WHAT IS EXPECTED: Can you write out all the lines word for word, with no pictures?

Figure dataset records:
[BEGIN]
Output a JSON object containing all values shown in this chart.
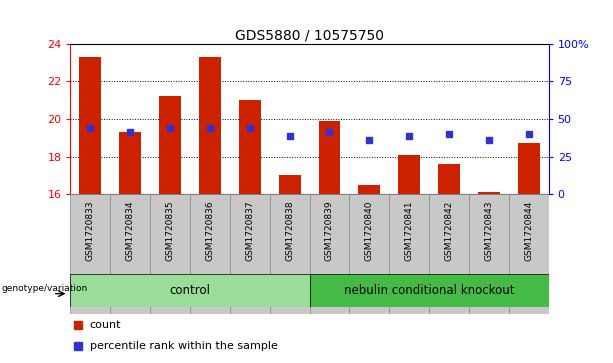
{
  "title": "GDS5880 / 10575750",
  "samples": [
    "GSM1720833",
    "GSM1720834",
    "GSM1720835",
    "GSM1720836",
    "GSM1720837",
    "GSM1720838",
    "GSM1720839",
    "GSM1720840",
    "GSM1720841",
    "GSM1720842",
    "GSM1720843",
    "GSM1720844"
  ],
  "bar_values": [
    23.3,
    19.3,
    21.2,
    23.3,
    21.0,
    17.0,
    19.9,
    16.5,
    18.1,
    17.6,
    16.1,
    18.7
  ],
  "blue_values": [
    19.5,
    19.3,
    19.5,
    19.5,
    19.5,
    19.1,
    19.3,
    18.9,
    19.1,
    19.2,
    18.9,
    19.2
  ],
  "ymin": 16,
  "ymax": 24,
  "yticks": [
    16,
    18,
    20,
    22,
    24
  ],
  "right_ytick_labels": [
    "0",
    "25",
    "50",
    "75",
    "100%"
  ],
  "bar_color": "#cc2200",
  "blue_color": "#3333cc",
  "bar_bottom": 16,
  "n_control": 6,
  "n_knockout": 6,
  "control_label": "control",
  "knockout_label": "nebulin conditional knockout",
  "genotype_label": "genotype/variation",
  "legend_bar_label": "count",
  "legend_dot_label": "percentile rank within the sample",
  "control_color": "#99dd99",
  "knockout_color": "#44bb44",
  "sample_bg_color": "#c8c8c8",
  "sample_border_color": "#888888",
  "fig_bg": "#ffffff"
}
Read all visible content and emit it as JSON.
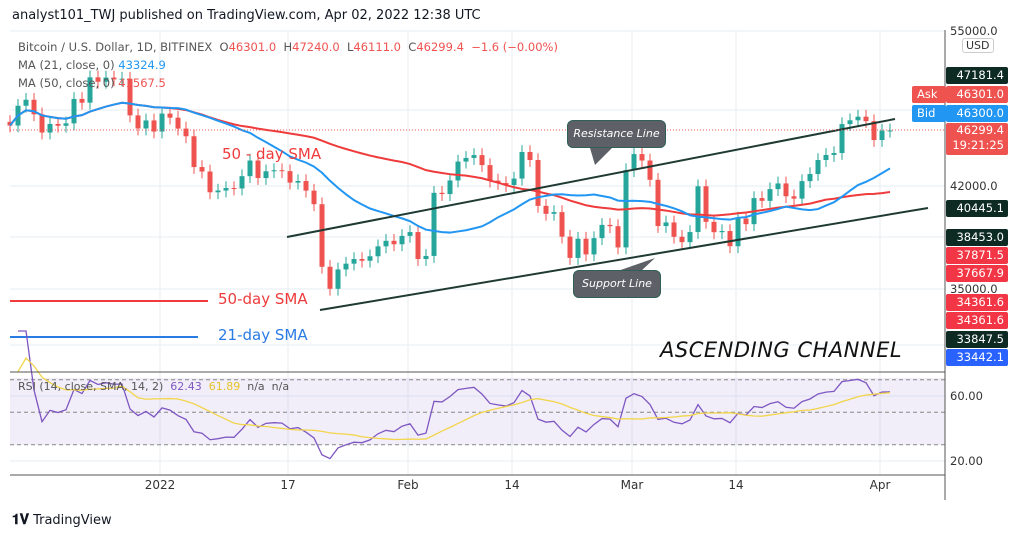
{
  "header": {
    "published": "analyst101_TWJ published on TradingView.com, Apr 02, 2022 12:38 UTC"
  },
  "legend": {
    "symbol": "Bitcoin / U.S. Dollar, 1D, BITFINEX",
    "open_label": "O",
    "open": "46301.0",
    "high_label": "H",
    "high": "47240.0",
    "low_label": "L",
    "low": "46111.0",
    "close_label": "C",
    "close": "46299.4",
    "change": "−1.6 (−0.00%)",
    "ma21_label": "MA (21, close, 0)",
    "ma21_value": "43324.9",
    "ma50_label": "MA (50, close, 0)",
    "ma50_value": "41567.5"
  },
  "rsi_legend": {
    "label": "RSI (14, close, SMA, 14, 2)",
    "rsi": "62.43",
    "sma": "61.89",
    "na1": "n/a",
    "na2": "n/a"
  },
  "annotations": {
    "sma50_text": "50 - day SMA",
    "resistance": "Resistance Line",
    "support": "Support Line",
    "legend_50": "50-day SMA",
    "legend_21": "21-day SMA",
    "title": "ASCENDING CHANNEL"
  },
  "price_axis": {
    "currency": "USD",
    "plain": [
      "55000.0",
      "42000.0",
      "35000.0"
    ],
    "labels": [
      {
        "text": "47181.4",
        "color": "#0d2b22"
      },
      {
        "tag": "Ask",
        "text": "46301.0",
        "color": "#ef5350"
      },
      {
        "tag": "Bid",
        "text": "46300.0",
        "color": "#2196f3"
      },
      {
        "text": "46299.4",
        "sub": "19:21:25",
        "color": "#ef5350"
      },
      {
        "text": "40445.1",
        "color": "#0d2b22"
      },
      {
        "text": "38453.0",
        "color": "#0d2b22"
      },
      {
        "text": "37871.5",
        "color": "#f23645"
      },
      {
        "text": "37667.9",
        "color": "#f23645"
      },
      {
        "text": "34361.6",
        "color": "#f23645"
      },
      {
        "text": "34361.6",
        "color": "#f23645"
      },
      {
        "text": "33847.5",
        "color": "#0d2b22"
      },
      {
        "text": "33442.1",
        "color": "#2962ff"
      }
    ]
  },
  "rsi_axis": [
    "60.00",
    "20.00"
  ],
  "time_axis": [
    "2022",
    "17",
    "Feb",
    "14",
    "Mar",
    "14",
    "Apr"
  ],
  "footer": {
    "brand": "TradingView"
  },
  "colors": {
    "up": "#26a69a",
    "down": "#ef5350",
    "ma21": "#2196f3",
    "ma50": "#ef3b3b",
    "rsi": "#7e57c2",
    "rsi_sma": "#f2d54a",
    "channel": "#1e3a32"
  },
  "chart_data": {
    "type": "candlestick",
    "scale": "log",
    "first_date": "2021-12-13",
    "last_date": "2022-04-02",
    "closes": [
      46700,
      48350,
      48860,
      47630,
      46130,
      46830,
      46680,
      46880,
      48930,
      48610,
      50820,
      50430,
      50800,
      50640,
      50700,
      47540,
      46460,
      47120,
      46210,
      47690,
      47350,
      46450,
      45830,
      43420,
      43080,
      41540,
      41670,
      41850,
      41820,
      42730,
      43920,
      42590,
      43100,
      43180,
      43110,
      42250,
      42370,
      41660,
      40680,
      36450,
      35070,
      36280,
      36650,
      36950,
      36840,
      37130,
      37780,
      38150,
      37920,
      38480,
      38740,
      36950,
      37150,
      41500,
      41410,
      42410,
      43840,
      44120,
      44340,
      43570,
      42400,
      42220,
      42070,
      42550,
      44580,
      43960,
      40560,
      40000,
      40120,
      38430,
      37020,
      38290,
      37250,
      38330,
      39230,
      39140,
      37710,
      43190,
      44420,
      43920,
      42460,
      39150,
      39400,
      38420,
      38060,
      38740,
      41980,
      39440,
      38730,
      38810,
      37790,
      39670,
      39280,
      41120,
      40920,
      41770,
      42190,
      41250,
      41080,
      42360,
      42890,
      43960,
      44350,
      44500,
      46820,
      47130,
      47430,
      47060,
      45530,
      46280,
      46299.4
    ],
    "indicators": [
      "MA 21",
      "MA 50",
      "RSI 14",
      "RSI SMA 14"
    ],
    "rsi_levels": [
      70,
      50,
      30
    ],
    "grid": true
  }
}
[END]
OUTPUT FOR THIS TASK:
Output a JSON object containing all values shown in this chart.
{
  "title": "GDS5880 / 10575750",
  "samples": [
    "GSM1720833",
    "GSM1720834",
    "GSM1720835",
    "GSM1720836",
    "GSM1720837",
    "GSM1720838",
    "GSM1720839",
    "GSM1720840",
    "GSM1720841",
    "GSM1720842",
    "GSM1720843",
    "GSM1720844"
  ],
  "bar_values": [
    23.3,
    19.3,
    21.2,
    23.3,
    21.0,
    17.0,
    19.9,
    16.5,
    18.1,
    17.6,
    16.1,
    18.7
  ],
  "blue_values": [
    19.5,
    19.3,
    19.5,
    19.5,
    19.5,
    19.1,
    19.3,
    18.9,
    19.1,
    19.2,
    18.9,
    19.2
  ],
  "ymin": 16,
  "ymax": 24,
  "yticks": [
    16,
    18,
    20,
    22,
    24
  ],
  "right_ytick_labels": [
    "0",
    "25",
    "50",
    "75",
    "100%"
  ],
  "bar_color": "#cc2200",
  "blue_color": "#3333cc",
  "bar_bottom": 16,
  "n_control": 6,
  "n_knockout": 6,
  "control_label": "control",
  "knockout_label": "nebulin conditional knockout",
  "genotype_label": "genotype/variation",
  "legend_bar_label": "count",
  "legend_dot_label": "percentile rank within the sample",
  "control_color": "#99dd99",
  "knockout_color": "#44bb44",
  "sample_bg_color": "#c8c8c8",
  "sample_border_color": "#888888",
  "fig_bg": "#ffffff"
}
Read all visible content and emit it as JSON.
{
  "header": {
    "published": "analyst101_TWJ published on TradingView.com, Apr 02, 2022 12:38 UTC"
  },
  "legend": {
    "symbol": "Bitcoin / U.S. Dollar, 1D, BITFINEX",
    "open_label": "O",
    "open": "46301.0",
    "high_label": "H",
    "high": "47240.0",
    "low_label": "L",
    "low": "46111.0",
    "close_label": "C",
    "close": "46299.4",
    "change": "−1.6 (−0.00%)",
    "ma21_label": "MA (21, close, 0)",
    "ma21_value": "43324.9",
    "ma50_label": "MA (50, close, 0)",
    "ma50_value": "41567.5"
  },
  "rsi_legend": {
    "label": "RSI (14, close, SMA, 14, 2)",
    "rsi": "62.43",
    "sma": "61.89",
    "na1": "n/a",
    "na2": "n/a"
  },
  "annotations": {
    "sma50_text": "50 - day SMA",
    "resistance": "Resistance Line",
    "support": "Support Line",
    "legend_50": "50-day SMA",
    "legend_21": "21-day SMA",
    "title": "ASCENDING CHANNEL"
  },
  "price_axis": {
    "currency": "USD",
    "plain": [
      "55000.0",
      "42000.0",
      "35000.0"
    ],
    "labels": [
      {
        "text": "47181.4",
        "color": "#0d2b22"
      },
      {
        "tag": "Ask",
        "text": "46301.0",
        "color": "#ef5350"
      },
      {
        "tag": "Bid",
        "text": "46300.0",
        "color": "#2196f3"
      },
      {
        "text": "46299.4",
        "sub": "19:21:25",
        "color": "#ef5350"
      },
      {
        "text": "40445.1",
        "color": "#0d2b22"
      },
      {
        "text": "38453.0",
        "color": "#0d2b22"
      },
      {
        "text": "37871.5",
        "color": "#f23645"
      },
      {
        "text": "37667.9",
        "color": "#f23645"
      },
      {
        "text": "34361.6",
        "color": "#f23645"
      },
      {
        "text": "34361.6",
        "color": "#f23645"
      },
      {
        "text": "33847.5",
        "color": "#0d2b22"
      },
      {
        "text": "33442.1",
        "color": "#2962ff"
      }
    ]
  },
  "rsi_axis": [
    "60.00",
    "20.00"
  ],
  "time_axis": [
    "2022",
    "17",
    "Feb",
    "14",
    "Mar",
    "14",
    "Apr"
  ],
  "footer": {
    "brand": "TradingView"
  },
  "colors": {
    "up": "#26a69a",
    "down": "#ef5350",
    "ma21": "#2196f3",
    "ma50": "#ef3b3b",
    "rsi": "#7e57c2",
    "rsi_sma": "#f2d54a",
    "channel": "#1e3a32"
  },
  "chart_data": {
    "type": "candlestick",
    "scale": "log",
    "first_date": "2021-12-13",
    "last_date": "2022-04-02",
    "closes": [
      46700,
      48350,
      48860,
      47630,
      46130,
      46830,
      46680,
      46880,
      48930,
      48610,
      50820,
      50430,
      50800,
      50640,
      50700,
      47540,
      46460,
      47120,
      46210,
      47690,
      47350,
      46450,
      45830,
      43420,
      43080,
      41540,
      41670,
      41850,
      41820,
      42730,
      43920,
      42590,
      43100,
      43180,
      43110,
      42250,
      42370,
      41660,
      40680,
      36450,
      35070,
      36280,
      36650,
      36950,
      36840,
      37130,
      37780,
      38150,
      37920,
      38480,
      38740,
      36950,
      37150,
      41500,
      41410,
      42410,
      43840,
      44120,
      44340,
      43570,
      42400,
      42220,
      42070,
      42550,
      44580,
      43960,
      40560,
      40000,
      40120,
      38430,
      37020,
      38290,
      37250,
      38330,
      39230,
      39140,
      37710,
      43190,
      44420,
      43920,
      42460,
      39150,
      39400,
      38420,
      38060,
      38740,
      41980,
      39440,
      38730,
      38810,
      37790,
      39670,
      39280,
      41120,
      40920,
      41770,
      42190,
      41250,
      41080,
      42360,
      42890,
      43960,
      44350,
      44500,
      46820,
      47130,
      47430,
      47060,
      45530,
      46280,
      46299.4
    ],
    "indicators": [
      "MA 21",
      "MA 50",
      "RSI 14",
      "RSI SMA 14"
    ],
    "rsi_levels": [
      70,
      50,
      30
    ],
    "grid": true
  }
}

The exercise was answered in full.